_Direction:_ Read the lines below. Copy out any that hold the string "Pexels".

╭─ Dataset records

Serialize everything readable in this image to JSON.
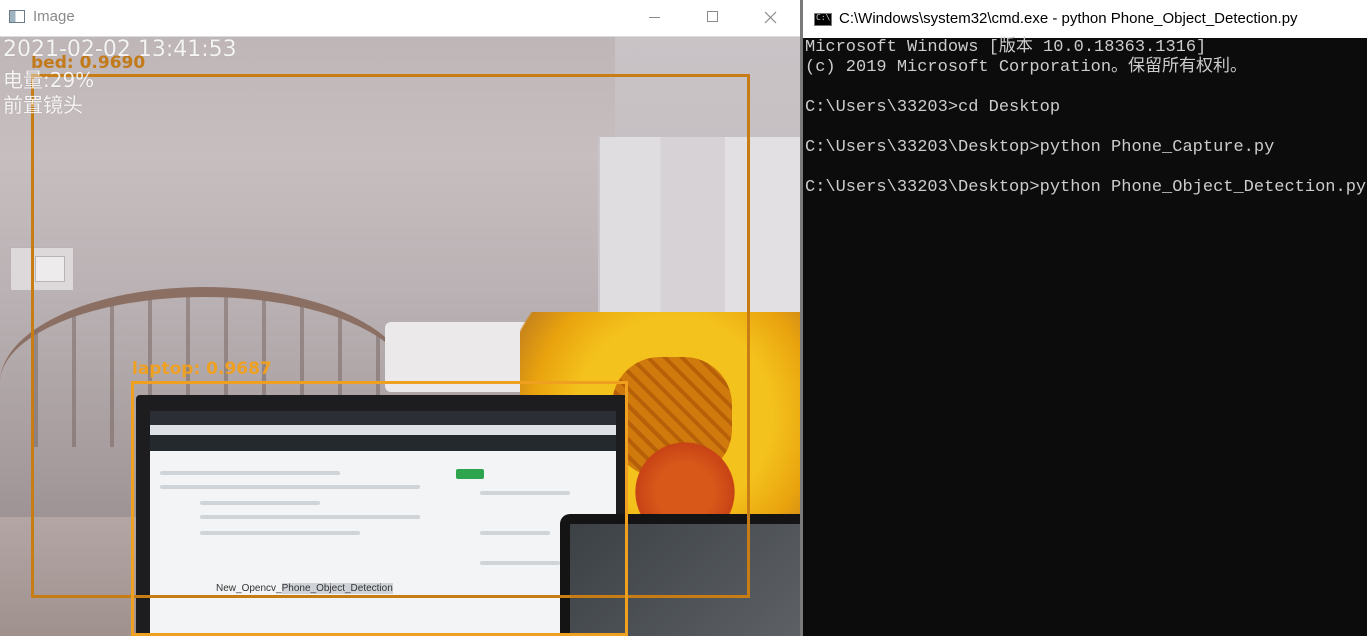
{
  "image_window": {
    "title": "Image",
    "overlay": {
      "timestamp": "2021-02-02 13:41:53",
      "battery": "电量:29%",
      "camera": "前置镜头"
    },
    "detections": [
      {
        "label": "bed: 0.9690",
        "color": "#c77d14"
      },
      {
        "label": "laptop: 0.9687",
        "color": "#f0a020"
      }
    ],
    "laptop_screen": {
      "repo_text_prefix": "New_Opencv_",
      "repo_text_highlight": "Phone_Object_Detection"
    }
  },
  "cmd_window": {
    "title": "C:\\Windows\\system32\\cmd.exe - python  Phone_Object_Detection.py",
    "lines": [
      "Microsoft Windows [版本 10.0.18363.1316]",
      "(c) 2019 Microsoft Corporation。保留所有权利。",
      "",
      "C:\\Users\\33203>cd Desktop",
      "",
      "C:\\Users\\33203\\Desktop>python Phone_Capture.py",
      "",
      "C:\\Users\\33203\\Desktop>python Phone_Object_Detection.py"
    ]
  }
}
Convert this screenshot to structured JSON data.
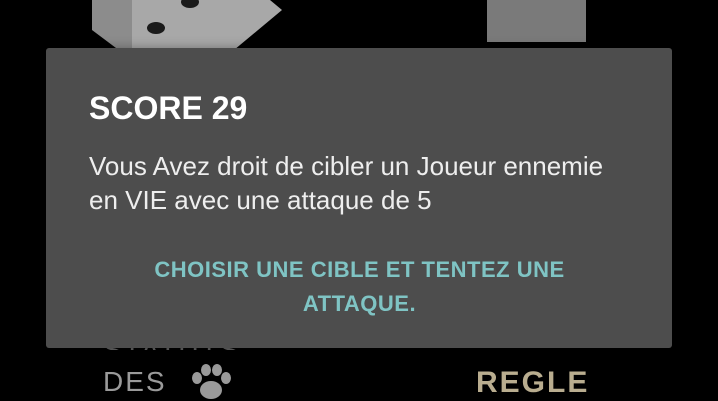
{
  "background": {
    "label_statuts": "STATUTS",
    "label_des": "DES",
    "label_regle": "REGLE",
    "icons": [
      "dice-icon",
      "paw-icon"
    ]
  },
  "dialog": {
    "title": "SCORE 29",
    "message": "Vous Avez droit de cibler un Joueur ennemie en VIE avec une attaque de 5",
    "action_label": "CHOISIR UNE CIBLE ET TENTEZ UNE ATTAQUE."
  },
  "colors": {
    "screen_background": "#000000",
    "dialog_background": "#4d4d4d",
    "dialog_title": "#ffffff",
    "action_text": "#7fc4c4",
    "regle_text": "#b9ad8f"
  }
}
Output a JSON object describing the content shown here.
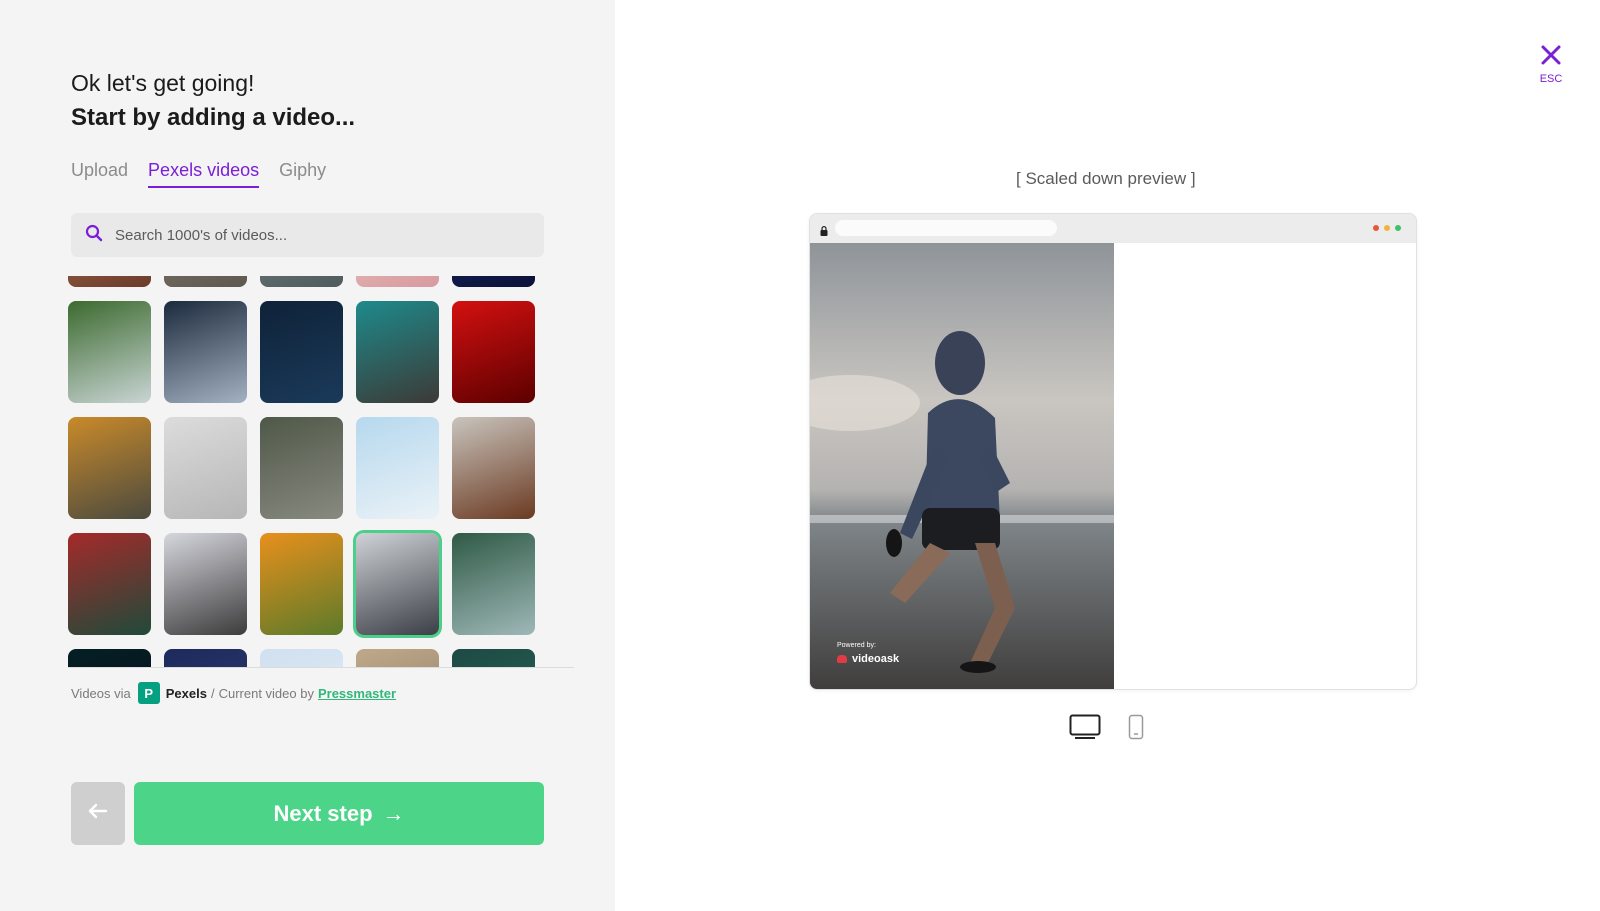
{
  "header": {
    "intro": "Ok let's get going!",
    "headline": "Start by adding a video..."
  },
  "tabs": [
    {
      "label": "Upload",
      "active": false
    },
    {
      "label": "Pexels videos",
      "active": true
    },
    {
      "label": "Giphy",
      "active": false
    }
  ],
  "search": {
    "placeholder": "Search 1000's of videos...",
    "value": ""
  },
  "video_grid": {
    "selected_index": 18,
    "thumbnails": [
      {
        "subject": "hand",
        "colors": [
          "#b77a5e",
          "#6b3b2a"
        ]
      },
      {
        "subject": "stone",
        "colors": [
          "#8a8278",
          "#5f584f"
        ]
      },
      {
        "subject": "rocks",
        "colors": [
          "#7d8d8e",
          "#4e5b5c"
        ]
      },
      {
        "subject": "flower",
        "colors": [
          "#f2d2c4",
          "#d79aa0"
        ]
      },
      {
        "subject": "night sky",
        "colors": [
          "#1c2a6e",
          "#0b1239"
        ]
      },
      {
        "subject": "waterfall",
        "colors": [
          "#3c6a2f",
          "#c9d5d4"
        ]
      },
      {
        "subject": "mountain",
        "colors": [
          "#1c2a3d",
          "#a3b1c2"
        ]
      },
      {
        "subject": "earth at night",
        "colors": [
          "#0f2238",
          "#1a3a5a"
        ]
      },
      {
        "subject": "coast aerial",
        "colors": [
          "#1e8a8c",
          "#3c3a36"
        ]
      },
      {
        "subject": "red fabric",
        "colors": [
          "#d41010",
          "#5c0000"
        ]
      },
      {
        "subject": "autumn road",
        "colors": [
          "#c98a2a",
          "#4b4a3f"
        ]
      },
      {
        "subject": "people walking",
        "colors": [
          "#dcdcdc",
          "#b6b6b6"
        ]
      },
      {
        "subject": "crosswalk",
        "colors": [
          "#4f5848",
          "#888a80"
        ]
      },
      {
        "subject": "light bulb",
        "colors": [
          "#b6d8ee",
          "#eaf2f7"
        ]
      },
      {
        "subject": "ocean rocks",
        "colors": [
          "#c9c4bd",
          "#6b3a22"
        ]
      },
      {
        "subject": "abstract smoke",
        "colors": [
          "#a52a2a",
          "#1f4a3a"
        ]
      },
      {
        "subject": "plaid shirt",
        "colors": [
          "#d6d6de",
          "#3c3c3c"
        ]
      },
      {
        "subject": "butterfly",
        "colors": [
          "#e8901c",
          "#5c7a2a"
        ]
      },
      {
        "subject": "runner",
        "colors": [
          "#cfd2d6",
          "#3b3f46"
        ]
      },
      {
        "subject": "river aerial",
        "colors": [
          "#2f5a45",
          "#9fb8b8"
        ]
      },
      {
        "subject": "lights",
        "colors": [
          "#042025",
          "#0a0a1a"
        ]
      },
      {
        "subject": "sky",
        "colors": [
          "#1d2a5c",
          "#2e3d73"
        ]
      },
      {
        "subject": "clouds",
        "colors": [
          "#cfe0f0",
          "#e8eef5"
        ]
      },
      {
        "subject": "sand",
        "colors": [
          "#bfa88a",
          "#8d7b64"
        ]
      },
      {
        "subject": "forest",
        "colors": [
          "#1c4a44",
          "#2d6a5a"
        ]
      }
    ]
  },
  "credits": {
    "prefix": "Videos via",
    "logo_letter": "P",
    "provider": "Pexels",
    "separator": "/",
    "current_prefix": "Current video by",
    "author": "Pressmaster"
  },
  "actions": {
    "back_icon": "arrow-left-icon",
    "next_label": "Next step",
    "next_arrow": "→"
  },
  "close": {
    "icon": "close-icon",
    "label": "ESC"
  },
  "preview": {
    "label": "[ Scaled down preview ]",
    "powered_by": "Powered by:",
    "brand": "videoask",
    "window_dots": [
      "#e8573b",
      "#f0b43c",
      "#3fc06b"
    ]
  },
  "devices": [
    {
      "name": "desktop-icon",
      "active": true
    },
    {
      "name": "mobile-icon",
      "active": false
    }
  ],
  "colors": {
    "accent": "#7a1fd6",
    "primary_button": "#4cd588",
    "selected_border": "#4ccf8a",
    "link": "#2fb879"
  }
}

╰─
╭─ Dataset records

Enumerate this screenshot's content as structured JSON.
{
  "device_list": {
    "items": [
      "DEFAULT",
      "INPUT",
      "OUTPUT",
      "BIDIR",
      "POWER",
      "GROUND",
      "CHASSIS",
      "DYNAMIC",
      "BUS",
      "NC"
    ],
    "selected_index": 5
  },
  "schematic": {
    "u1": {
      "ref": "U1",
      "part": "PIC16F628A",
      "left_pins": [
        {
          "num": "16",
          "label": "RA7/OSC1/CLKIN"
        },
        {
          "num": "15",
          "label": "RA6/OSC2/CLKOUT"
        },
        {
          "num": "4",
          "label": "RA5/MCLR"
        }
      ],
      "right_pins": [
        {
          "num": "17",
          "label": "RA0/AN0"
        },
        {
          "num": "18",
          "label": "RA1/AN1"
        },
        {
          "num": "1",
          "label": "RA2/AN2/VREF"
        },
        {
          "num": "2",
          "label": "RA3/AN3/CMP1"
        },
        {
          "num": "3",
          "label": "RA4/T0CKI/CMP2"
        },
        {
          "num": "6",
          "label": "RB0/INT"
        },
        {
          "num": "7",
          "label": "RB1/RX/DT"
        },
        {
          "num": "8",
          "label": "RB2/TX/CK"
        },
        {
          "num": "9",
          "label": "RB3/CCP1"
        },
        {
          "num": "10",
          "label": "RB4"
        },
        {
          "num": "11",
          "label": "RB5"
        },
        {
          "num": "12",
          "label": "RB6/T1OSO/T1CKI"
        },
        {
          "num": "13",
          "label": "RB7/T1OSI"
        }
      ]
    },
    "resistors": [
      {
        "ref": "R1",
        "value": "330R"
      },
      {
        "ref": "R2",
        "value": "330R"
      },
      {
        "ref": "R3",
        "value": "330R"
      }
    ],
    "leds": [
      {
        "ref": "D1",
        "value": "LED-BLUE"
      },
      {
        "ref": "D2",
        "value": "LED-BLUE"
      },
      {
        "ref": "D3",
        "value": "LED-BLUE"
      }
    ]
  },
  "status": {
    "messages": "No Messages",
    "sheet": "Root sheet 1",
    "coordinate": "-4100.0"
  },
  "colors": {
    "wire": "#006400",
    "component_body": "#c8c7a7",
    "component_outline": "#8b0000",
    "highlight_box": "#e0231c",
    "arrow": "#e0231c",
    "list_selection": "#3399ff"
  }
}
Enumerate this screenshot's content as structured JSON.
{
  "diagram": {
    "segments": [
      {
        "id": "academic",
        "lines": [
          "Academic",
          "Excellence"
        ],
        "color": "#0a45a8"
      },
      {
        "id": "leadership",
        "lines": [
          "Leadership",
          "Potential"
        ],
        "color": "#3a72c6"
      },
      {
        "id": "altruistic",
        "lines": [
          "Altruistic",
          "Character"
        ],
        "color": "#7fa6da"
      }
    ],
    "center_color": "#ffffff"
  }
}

╰─
╭─ Dataset records

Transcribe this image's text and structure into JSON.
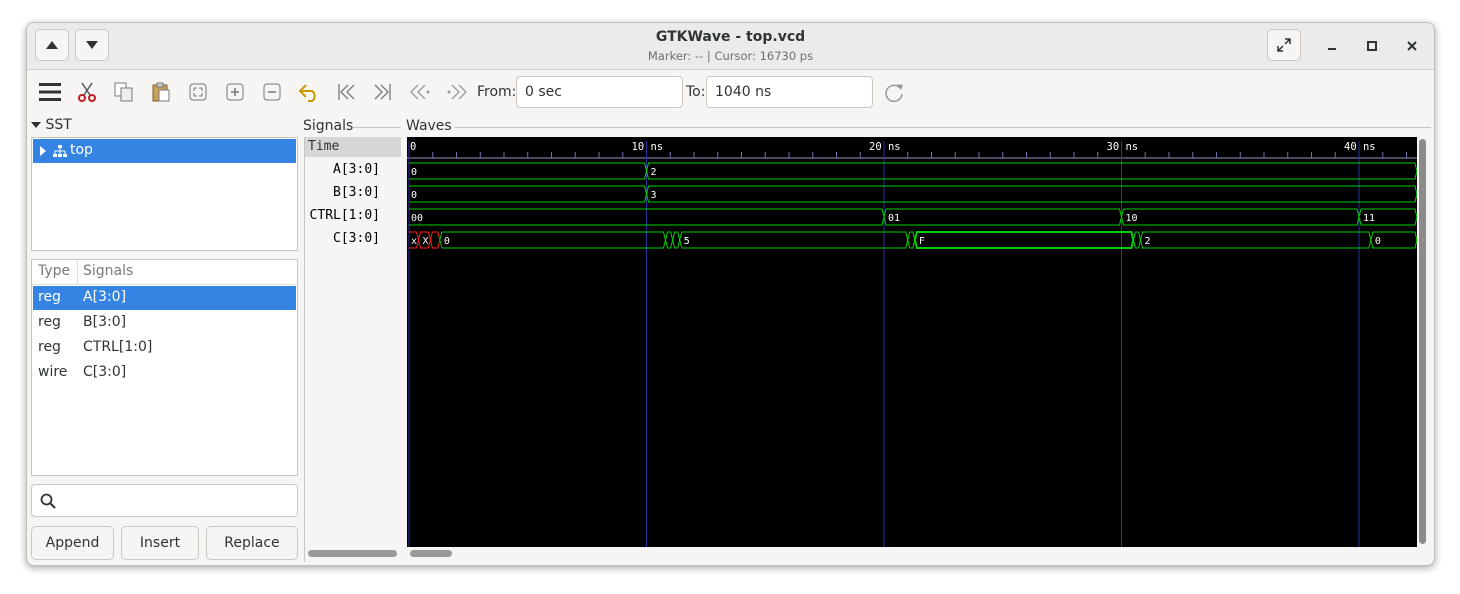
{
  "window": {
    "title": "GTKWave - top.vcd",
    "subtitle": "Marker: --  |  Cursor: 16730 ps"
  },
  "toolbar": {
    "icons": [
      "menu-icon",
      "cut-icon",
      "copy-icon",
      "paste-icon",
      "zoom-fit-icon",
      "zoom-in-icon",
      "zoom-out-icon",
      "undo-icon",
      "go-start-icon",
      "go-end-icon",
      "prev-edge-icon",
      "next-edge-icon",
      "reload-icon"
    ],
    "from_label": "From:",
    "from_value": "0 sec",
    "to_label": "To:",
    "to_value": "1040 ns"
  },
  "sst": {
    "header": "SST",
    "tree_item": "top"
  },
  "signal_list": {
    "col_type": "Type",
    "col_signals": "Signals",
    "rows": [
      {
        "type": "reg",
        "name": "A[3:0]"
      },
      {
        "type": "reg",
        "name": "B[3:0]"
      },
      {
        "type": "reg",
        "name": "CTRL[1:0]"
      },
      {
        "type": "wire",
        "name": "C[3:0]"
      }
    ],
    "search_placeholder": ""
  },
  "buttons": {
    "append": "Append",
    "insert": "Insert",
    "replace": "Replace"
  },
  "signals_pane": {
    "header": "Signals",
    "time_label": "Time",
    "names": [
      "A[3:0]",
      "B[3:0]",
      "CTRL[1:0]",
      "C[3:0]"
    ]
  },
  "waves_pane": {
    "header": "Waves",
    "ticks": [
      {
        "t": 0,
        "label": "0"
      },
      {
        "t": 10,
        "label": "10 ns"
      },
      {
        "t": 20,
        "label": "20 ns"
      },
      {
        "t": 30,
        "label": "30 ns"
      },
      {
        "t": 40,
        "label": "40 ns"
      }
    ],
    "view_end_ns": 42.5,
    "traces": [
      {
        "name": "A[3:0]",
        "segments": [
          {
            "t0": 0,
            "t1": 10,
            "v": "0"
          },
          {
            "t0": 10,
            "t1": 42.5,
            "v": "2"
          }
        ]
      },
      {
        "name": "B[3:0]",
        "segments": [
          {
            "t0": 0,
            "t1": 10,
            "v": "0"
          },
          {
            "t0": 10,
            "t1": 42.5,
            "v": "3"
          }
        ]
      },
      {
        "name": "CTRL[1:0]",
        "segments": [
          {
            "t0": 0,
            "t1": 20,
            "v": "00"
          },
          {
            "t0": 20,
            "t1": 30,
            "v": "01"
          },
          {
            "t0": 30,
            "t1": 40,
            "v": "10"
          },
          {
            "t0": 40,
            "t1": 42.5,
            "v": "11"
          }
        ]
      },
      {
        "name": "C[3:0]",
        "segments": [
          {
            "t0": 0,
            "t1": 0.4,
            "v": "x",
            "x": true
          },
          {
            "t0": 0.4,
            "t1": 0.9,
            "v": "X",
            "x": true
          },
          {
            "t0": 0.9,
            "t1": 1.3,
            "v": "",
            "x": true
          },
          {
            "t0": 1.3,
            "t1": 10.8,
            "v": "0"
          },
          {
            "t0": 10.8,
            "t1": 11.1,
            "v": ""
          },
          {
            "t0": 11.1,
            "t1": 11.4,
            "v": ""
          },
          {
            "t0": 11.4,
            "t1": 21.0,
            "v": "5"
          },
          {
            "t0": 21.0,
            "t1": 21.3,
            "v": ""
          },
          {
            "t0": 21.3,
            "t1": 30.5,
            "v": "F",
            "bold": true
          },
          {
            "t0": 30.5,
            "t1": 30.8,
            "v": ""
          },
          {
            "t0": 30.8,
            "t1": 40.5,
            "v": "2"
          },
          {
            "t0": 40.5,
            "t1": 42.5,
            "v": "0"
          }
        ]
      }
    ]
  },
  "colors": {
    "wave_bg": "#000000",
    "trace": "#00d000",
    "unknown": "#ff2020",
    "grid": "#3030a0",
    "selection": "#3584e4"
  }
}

╰─

_Completed task:_
      "label": "Pexels videos",
    "provider": "Pexels",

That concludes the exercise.